*Exercise directions*:
Work out the number of lines containing "screenshot". Answer with nothing but that number.

>> Begin Entries supplied

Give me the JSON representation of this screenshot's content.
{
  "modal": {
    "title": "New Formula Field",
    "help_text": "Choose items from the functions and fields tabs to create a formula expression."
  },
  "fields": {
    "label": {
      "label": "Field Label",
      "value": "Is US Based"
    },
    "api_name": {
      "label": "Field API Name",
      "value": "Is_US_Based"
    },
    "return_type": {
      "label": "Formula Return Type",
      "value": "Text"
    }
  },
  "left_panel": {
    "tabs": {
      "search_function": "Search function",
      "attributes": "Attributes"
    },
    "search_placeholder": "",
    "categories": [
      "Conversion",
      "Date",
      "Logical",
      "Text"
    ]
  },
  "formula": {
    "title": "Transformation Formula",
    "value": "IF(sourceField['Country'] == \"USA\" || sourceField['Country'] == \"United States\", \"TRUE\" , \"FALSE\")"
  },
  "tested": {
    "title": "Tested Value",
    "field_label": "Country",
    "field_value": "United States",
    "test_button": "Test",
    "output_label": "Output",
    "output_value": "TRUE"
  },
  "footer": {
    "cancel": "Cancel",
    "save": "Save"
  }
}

>> End Entries supplied
>> Begin Entries supplied

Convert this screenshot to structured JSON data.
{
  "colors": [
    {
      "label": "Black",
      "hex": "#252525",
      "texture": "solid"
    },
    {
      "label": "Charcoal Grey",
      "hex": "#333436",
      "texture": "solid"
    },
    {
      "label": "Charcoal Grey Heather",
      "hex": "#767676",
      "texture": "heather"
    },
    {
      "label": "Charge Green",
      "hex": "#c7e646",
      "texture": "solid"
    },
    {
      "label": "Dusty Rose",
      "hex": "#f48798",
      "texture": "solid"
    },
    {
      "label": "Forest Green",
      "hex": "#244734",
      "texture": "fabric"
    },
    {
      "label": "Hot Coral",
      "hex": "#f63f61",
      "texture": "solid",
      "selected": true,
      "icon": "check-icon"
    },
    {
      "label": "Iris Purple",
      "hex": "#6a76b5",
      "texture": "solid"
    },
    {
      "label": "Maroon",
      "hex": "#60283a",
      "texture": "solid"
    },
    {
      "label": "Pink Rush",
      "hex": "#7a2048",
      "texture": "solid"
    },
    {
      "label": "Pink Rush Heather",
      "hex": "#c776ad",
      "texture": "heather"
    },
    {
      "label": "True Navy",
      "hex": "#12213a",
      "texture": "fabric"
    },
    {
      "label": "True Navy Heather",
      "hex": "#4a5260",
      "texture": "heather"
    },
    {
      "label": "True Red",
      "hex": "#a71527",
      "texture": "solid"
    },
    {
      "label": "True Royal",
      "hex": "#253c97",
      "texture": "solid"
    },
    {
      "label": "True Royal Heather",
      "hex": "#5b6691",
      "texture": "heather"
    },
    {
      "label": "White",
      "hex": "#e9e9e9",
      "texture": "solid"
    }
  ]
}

>> End Entries supplied

*Final result*:
2